I told this longtime oil man that I believed that the drop in the price of oil was brought about by two things: oversupply, and the strength of the dollar. Well, if you take away the oversupply and the strong dollar, I could very well see the price of oil rising again!
The gold price is considerably higher this morning, and could have been even higher if not for some suspicious trading late yesterday afternoon. I saw a graph this morning in Ed Steer’s letter that showed the dollar index and it was in a free fall until 2 pm and suddenly it stopped on a dime and went higher a bit and then evened out the rest of the day. Was this the PPT in action?
So I came across an article on Reuters yesterday, that caught my eye. The article talked about how Chinese production of gold last year was down 0.4%, but consumption of physical gold was up 3.7%… Hmmm… Ok, well, we all know that China is the number one producer of gold in the world, and their production was down, marginally I might add, but down in 2015.
Was the drop due to the price of gold not rising? And by that same measure, was the rise in consumption due to the price of gold not rising? Yes, would be the answer to both questions. Strange, eh? Sort of like the price of oil for the shale oil producers here in the U.S. Their production of shale oil is dropping because of the loss of low price of oil, and the consumption of oil is stronger because of the price of oil.
The U.S. Data Cupboard yesterday, had the ISM Services print, and unfortunately, the print was not very good, as the index number dropped from 55.8 to 53.5. and the important components of the index: Business Expectations and Employment both saw erosion. The ADP Employment Change showed an increase of jobs created in January of 205,000 (195,000 was expected).
So mixed data, but the ISM far outweighs the ADP at this point. I think people/investors have grown tired of hearing about the “jobs recovery” when there are still not the same amount of people working than there were before the financial meltdown.
Today’s Data Cupboard has some good stuff in it.. the December Factory Orders, along with Durable Goods Orders and Capital Goods Orders. These three data prints are part of what I call “real data that is important to an economy”. I expect all three of these to print negative for December. And that will close out the fourth QTR GDP, which will probably drop from the initial print of 0.7% to 0% (yesterday, I told you my GDP tracker had 4th QTR GDP at 0.5%, and that was before the trifecta of negative reports today).

● Data supplied:
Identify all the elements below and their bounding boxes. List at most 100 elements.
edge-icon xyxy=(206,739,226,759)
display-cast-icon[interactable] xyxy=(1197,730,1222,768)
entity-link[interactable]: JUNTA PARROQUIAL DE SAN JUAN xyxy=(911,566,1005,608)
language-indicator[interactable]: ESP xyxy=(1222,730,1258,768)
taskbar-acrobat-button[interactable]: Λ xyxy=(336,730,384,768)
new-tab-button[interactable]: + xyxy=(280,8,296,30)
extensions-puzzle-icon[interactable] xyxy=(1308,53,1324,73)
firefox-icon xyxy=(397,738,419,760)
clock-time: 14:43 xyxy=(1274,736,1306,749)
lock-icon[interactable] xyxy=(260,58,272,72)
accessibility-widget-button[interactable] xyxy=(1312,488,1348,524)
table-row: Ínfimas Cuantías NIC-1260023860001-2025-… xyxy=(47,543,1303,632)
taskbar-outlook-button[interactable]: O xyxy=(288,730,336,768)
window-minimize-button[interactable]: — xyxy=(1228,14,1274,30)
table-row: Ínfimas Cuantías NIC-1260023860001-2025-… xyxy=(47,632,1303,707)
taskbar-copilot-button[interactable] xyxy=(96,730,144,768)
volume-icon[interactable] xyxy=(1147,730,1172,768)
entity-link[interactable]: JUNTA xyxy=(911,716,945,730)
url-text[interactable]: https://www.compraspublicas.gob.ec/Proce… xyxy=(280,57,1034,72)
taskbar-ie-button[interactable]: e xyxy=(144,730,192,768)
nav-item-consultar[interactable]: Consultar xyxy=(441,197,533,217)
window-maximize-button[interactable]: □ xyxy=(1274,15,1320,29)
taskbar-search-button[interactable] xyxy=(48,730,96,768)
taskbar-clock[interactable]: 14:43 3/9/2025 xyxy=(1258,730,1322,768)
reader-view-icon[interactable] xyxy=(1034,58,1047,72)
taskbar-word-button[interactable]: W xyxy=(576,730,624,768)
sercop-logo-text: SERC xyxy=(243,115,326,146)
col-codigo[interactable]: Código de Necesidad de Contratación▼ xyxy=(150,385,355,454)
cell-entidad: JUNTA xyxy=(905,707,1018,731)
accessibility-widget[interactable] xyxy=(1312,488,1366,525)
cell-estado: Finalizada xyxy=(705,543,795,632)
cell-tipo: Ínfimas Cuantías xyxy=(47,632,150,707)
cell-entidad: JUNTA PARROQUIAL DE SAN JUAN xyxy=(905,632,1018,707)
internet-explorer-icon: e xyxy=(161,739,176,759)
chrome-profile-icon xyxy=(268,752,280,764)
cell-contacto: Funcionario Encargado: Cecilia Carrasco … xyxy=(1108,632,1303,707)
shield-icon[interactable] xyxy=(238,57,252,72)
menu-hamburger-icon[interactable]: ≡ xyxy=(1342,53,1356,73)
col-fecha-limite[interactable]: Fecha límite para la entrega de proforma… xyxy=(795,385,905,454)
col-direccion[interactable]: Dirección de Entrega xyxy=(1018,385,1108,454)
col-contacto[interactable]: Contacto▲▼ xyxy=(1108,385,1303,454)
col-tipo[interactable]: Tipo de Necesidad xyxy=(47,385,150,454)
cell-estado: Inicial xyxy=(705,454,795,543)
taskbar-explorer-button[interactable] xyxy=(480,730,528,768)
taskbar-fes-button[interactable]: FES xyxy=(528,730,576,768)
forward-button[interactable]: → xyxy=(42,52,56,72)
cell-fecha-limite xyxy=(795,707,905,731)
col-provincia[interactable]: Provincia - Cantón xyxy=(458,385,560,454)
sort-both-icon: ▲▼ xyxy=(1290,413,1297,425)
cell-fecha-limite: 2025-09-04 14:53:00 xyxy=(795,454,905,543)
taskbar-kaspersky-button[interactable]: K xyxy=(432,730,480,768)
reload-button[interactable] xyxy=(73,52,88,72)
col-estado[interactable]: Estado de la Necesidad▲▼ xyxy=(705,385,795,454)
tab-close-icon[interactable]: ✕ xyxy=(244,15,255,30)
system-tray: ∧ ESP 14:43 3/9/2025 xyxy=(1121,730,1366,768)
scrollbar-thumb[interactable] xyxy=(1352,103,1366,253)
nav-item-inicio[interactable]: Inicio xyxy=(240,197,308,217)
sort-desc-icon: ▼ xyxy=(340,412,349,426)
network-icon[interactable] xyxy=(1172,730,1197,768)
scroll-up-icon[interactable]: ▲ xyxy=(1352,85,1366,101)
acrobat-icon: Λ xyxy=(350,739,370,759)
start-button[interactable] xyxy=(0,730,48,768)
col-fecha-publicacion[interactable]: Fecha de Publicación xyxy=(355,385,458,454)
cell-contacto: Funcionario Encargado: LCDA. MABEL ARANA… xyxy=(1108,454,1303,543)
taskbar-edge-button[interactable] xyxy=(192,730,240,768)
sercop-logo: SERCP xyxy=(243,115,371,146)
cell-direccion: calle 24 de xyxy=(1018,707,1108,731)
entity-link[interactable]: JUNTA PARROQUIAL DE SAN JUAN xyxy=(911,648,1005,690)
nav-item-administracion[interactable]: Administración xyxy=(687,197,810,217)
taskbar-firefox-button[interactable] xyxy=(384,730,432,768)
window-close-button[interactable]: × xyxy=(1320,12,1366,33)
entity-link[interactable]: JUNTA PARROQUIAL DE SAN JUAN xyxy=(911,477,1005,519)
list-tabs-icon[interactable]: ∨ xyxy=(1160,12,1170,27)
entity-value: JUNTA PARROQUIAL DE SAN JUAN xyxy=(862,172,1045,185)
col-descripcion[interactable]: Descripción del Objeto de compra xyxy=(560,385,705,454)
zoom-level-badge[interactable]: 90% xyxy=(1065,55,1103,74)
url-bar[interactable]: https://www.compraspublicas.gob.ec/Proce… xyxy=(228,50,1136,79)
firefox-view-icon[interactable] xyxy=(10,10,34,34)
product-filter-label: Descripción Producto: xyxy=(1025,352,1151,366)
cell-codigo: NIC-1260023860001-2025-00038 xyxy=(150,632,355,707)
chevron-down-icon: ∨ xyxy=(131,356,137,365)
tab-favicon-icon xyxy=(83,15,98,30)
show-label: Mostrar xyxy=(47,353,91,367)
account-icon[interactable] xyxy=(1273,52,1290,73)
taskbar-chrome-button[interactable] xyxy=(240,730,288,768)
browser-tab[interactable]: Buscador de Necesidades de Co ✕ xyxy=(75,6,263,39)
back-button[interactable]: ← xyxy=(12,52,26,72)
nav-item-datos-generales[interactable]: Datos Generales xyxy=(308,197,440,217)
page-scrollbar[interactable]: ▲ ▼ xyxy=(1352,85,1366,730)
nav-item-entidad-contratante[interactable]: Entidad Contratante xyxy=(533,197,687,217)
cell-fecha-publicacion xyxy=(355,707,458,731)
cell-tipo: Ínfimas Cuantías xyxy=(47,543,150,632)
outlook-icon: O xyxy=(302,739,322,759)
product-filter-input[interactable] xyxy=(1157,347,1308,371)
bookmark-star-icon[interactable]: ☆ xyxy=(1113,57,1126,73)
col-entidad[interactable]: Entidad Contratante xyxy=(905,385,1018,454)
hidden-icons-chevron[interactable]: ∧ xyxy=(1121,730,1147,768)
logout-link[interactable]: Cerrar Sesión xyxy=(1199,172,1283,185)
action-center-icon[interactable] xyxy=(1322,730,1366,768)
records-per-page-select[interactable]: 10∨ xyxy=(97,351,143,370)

● What this exercise asks:
- a) List the reports that the market commentary names as part of today's Data Cupboard.
- b) Carry the market commentary forward from its final sentence.

● Response list:
- a) December Factory Orders, Durable Goods Orders, Capital Goods Orders

- b)
Well, longtime readers know my penchant for always attempting to find someone else to give his opinion on something I’ve beaten the dead horse over and over again about. So, it pleased me to see this report in my MarketWatch email yesterday. You can read it all here, or opt to read the snippet:
The 10-year U.S. Treasury yield hit a one-year low on Wednesday-a sign the market believes that interest rates will remain lower for longer, according to analysts.
Benchmark 10-year yields TMUBMUSD10Y, +0.91% have moved lower a nearly straight line in 2016, even though the Federal Reserve has begun to normalize monetary policy from ultralow levels. Yields were widely expected to rise further as the Fed followed through with further rate increases.
Yields and bond prices move in opposite directions.
‘The bond market is pricing in a lot of bad news,’ said Anthony Valeri, investment strategist at LPL Financial, referring to falling inflation expectations and worries about slower economic growth world-wide.
The fed-funds futures market is now pricing in just a 37% probability of a rate increase in December, 10 months from now, according to CME Group’s FedWatch Tool.
Chuck again. Yes, when an national media outlet like MarketWatch sees what’s going on with bonds, it’s almost too late, and that’s why I said above today that I thought the currency traders had more catching up to do with bonds.
And with that, I’ll skedaddle, and leave you to working on making this a tub thumpin’ Thursday!